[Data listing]
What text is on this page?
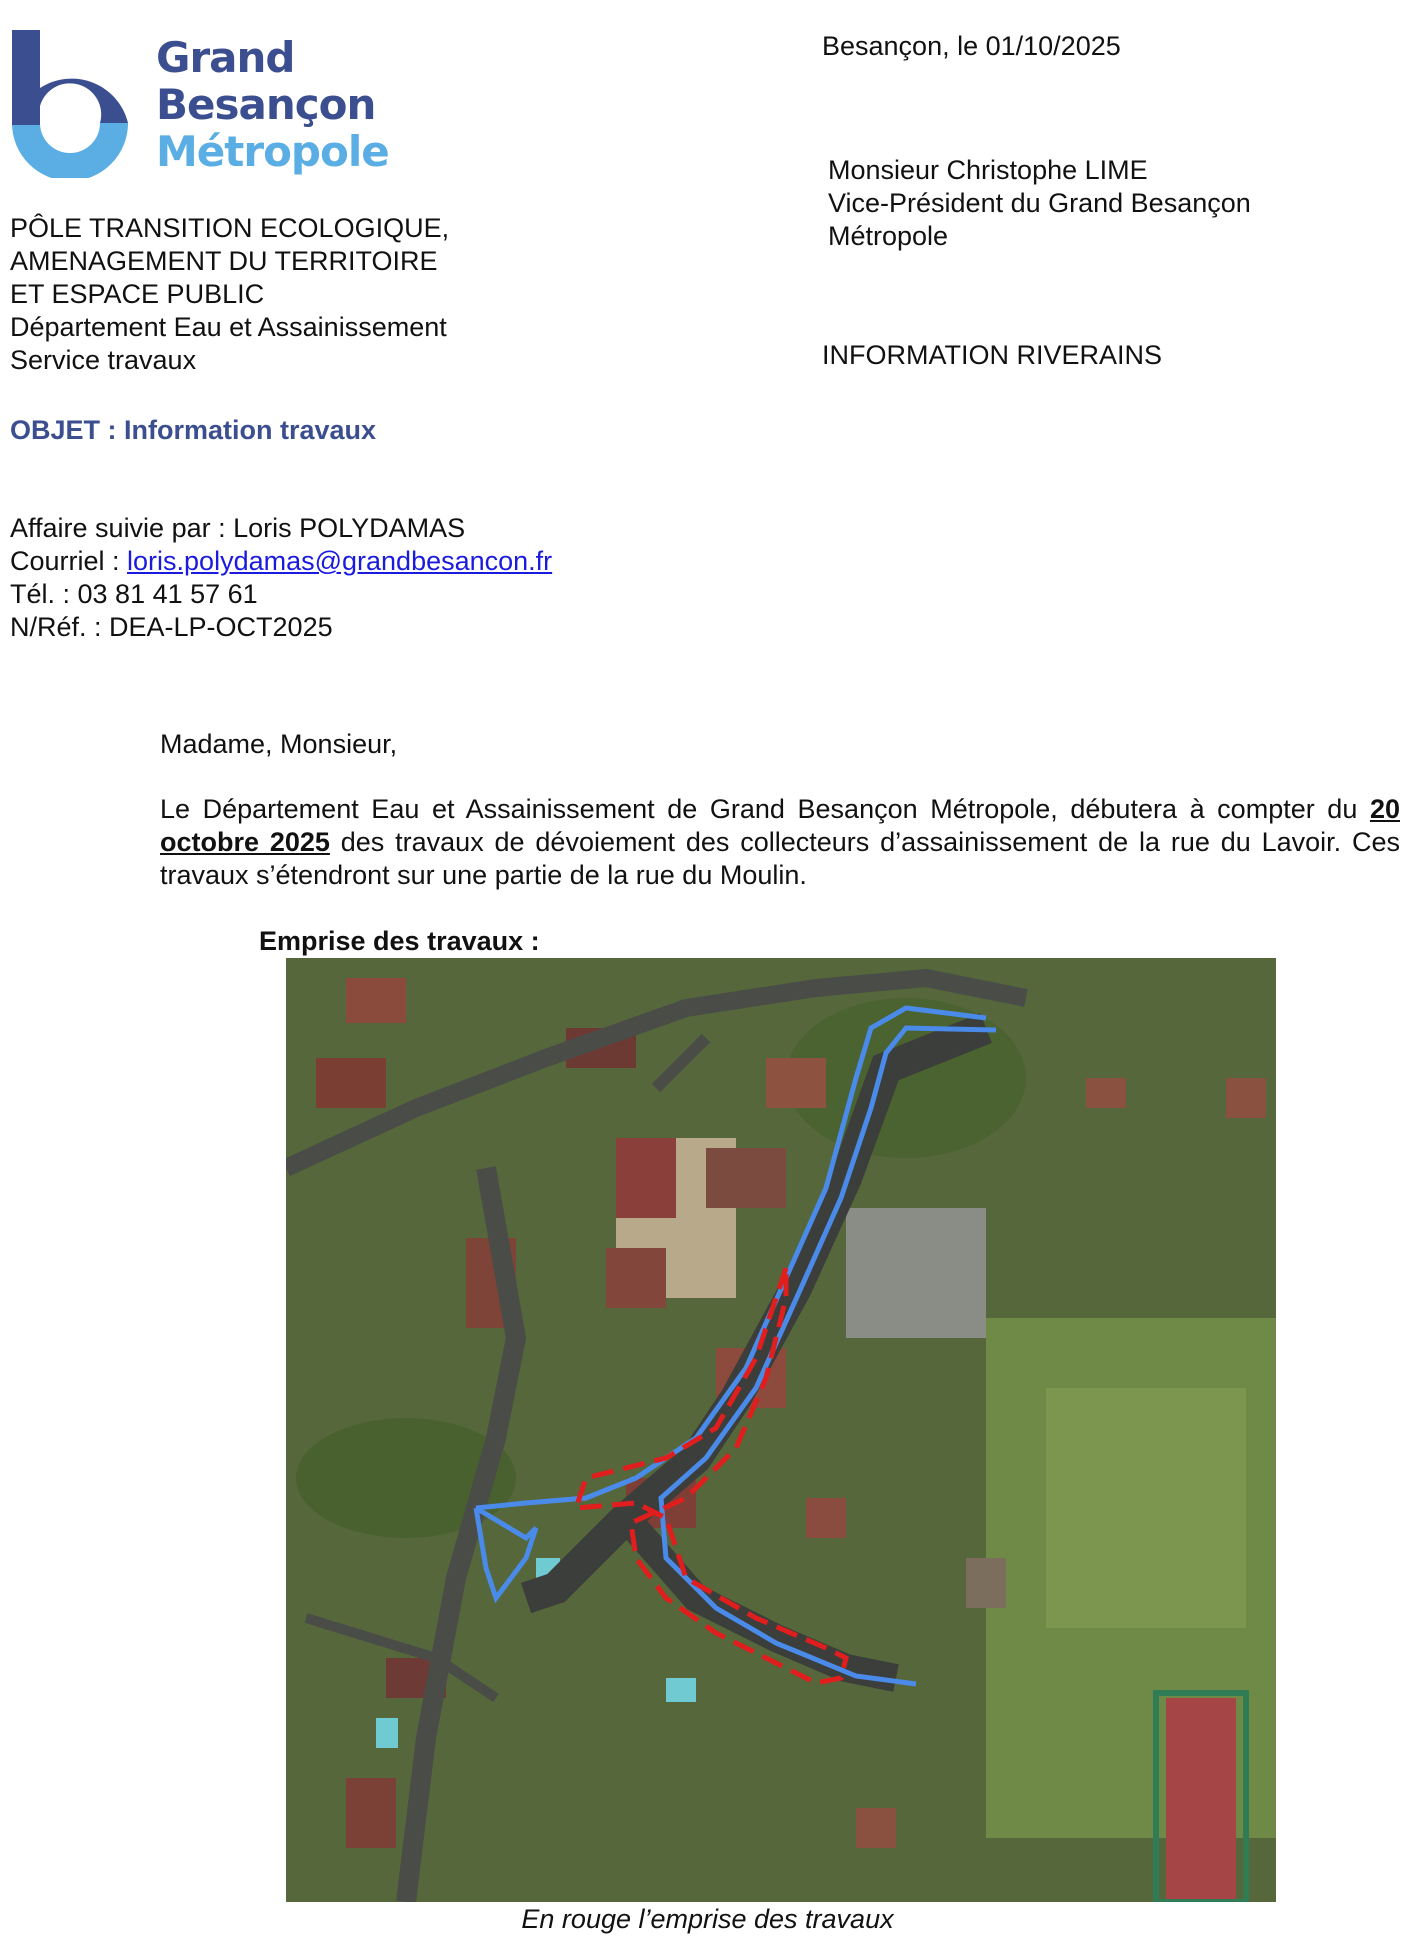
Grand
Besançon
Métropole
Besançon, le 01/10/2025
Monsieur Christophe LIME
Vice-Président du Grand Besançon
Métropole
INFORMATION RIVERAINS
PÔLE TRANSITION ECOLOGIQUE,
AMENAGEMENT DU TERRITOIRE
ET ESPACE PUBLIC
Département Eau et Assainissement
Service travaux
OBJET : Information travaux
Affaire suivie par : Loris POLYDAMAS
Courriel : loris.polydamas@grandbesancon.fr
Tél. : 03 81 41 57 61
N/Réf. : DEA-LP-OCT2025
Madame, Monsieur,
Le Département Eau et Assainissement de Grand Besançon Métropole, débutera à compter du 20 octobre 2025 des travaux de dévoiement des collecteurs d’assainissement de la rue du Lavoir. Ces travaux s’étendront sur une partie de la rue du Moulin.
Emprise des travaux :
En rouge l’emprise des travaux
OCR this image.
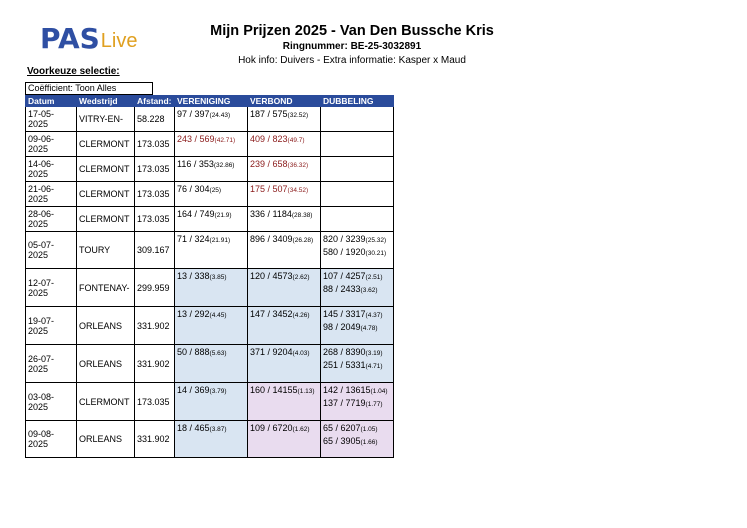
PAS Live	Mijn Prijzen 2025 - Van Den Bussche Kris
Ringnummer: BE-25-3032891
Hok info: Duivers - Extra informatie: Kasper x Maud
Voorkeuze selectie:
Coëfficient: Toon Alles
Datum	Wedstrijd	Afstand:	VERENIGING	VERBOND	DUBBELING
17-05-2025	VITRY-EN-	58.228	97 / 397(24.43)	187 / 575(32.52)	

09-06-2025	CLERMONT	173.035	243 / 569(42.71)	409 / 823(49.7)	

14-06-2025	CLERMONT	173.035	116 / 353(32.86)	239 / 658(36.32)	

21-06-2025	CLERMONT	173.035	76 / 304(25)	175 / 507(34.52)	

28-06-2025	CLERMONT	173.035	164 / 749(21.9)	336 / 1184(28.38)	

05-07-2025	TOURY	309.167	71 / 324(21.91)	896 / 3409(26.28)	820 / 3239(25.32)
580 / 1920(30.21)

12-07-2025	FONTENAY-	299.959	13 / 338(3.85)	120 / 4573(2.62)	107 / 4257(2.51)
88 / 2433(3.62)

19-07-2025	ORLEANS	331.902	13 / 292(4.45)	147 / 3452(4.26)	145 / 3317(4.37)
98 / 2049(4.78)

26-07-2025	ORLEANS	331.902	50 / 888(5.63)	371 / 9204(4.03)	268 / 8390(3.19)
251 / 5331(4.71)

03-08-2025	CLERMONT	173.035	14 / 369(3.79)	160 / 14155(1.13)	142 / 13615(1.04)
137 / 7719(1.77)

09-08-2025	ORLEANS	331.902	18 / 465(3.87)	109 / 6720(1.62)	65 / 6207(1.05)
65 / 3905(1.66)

---

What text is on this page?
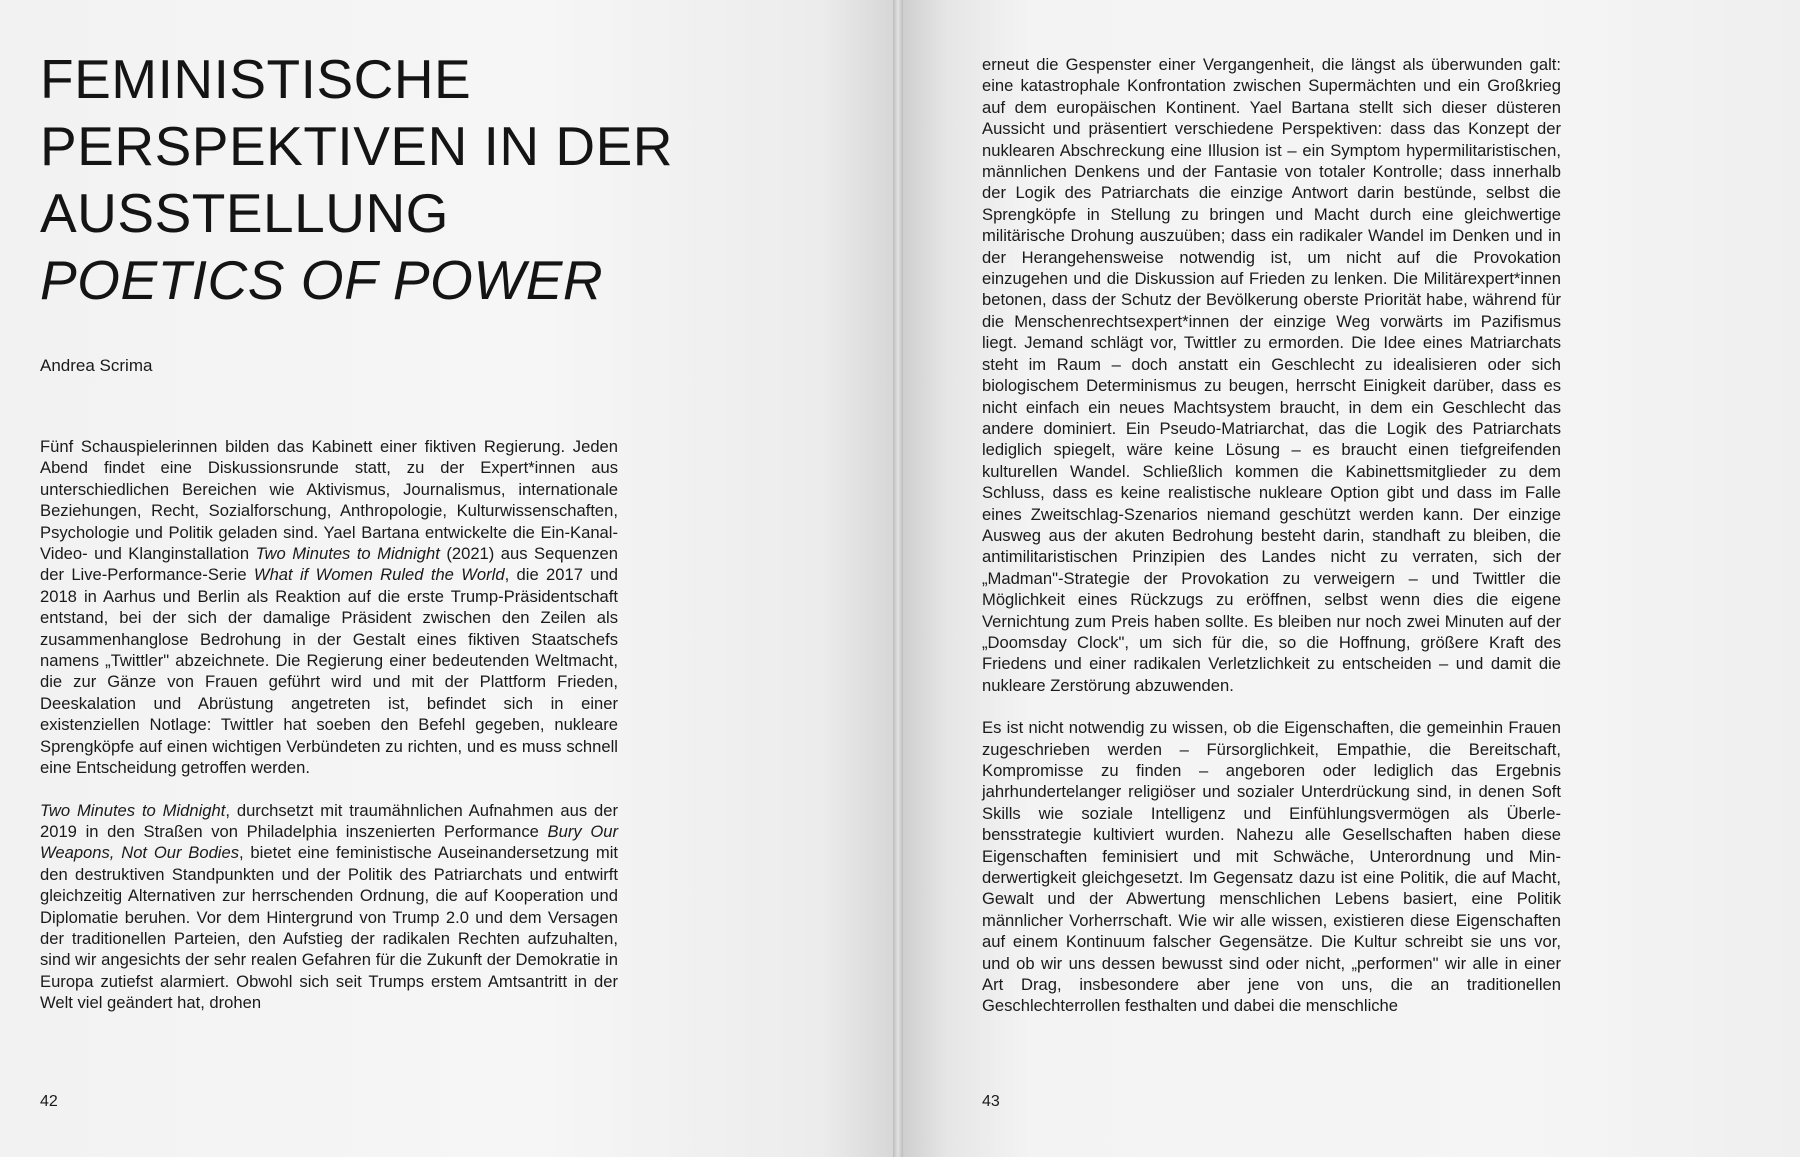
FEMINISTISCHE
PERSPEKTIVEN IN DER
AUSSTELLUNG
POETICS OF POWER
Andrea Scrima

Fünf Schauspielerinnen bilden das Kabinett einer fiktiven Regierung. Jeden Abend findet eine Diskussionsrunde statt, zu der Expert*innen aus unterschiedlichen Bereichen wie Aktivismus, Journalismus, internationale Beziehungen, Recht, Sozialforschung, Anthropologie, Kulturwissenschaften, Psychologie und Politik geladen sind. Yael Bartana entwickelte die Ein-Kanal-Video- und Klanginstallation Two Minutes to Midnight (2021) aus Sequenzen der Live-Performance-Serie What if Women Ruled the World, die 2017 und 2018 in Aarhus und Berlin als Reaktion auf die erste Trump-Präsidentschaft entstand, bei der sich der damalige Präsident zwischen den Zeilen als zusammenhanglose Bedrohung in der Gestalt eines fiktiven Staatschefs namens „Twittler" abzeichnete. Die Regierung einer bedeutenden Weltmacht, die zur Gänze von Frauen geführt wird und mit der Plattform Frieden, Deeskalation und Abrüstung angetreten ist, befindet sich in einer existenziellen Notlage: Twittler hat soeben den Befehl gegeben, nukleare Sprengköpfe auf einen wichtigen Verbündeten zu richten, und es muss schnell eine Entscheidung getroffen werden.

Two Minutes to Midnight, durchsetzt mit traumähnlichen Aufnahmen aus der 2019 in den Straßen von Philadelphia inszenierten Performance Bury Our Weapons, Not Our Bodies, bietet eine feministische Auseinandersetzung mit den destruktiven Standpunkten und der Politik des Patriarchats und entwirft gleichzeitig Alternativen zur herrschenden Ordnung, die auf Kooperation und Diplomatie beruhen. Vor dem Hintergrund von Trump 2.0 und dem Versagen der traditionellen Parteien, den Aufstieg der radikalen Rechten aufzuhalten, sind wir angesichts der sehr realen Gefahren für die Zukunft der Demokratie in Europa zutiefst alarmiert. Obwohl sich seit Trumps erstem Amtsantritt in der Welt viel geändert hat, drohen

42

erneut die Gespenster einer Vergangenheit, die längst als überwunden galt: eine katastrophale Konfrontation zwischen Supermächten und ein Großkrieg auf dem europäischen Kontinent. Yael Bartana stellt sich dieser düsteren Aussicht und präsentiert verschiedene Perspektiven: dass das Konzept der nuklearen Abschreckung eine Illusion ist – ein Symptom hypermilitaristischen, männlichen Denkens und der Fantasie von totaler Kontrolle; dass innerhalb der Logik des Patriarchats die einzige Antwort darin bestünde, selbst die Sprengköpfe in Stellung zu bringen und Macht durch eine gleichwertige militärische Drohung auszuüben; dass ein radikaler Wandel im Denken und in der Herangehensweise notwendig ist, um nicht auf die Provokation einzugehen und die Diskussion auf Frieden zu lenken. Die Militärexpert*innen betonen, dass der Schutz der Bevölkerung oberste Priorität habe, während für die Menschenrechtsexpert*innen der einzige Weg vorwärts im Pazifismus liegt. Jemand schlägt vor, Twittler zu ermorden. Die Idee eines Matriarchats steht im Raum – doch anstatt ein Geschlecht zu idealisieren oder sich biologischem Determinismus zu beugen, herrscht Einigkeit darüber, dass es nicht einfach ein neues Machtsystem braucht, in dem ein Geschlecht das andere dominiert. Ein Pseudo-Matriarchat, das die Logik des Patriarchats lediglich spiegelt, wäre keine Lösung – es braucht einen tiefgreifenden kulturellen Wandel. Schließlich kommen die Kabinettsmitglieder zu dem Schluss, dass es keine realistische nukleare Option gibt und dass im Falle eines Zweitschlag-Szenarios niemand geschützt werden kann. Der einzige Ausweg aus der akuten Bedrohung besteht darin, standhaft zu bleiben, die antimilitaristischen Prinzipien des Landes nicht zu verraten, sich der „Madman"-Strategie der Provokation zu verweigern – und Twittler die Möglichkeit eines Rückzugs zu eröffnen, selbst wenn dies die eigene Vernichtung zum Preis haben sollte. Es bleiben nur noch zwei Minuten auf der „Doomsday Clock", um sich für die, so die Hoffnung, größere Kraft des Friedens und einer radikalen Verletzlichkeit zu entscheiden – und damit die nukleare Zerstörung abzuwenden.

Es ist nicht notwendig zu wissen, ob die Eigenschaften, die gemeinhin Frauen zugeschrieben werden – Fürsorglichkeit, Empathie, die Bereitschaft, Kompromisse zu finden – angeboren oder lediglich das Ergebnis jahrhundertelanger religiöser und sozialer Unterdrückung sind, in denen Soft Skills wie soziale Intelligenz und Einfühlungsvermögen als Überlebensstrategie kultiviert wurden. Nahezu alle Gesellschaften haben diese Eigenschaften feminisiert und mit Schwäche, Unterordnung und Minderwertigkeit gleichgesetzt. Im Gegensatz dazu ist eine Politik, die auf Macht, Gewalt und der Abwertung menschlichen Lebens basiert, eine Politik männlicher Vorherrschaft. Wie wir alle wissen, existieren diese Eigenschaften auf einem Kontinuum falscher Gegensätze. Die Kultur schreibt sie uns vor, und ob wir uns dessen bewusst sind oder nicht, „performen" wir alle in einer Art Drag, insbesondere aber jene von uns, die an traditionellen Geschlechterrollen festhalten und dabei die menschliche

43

● **PROBLEM DESCRIPTION**
Return every line holding the word "Département" from the records.

● **THE COMPLETED TASK**
Département Eau et Assainissement
Le Département Eau et Assainissement de Grand Besançon Métropole, débutera à compter du 20 octobre 2025 des travaux de dévoiement des collecteurs d’assainissement de la rue du Lavoir. Ces travaux s’étendront sur une partie de la rue du Moulin.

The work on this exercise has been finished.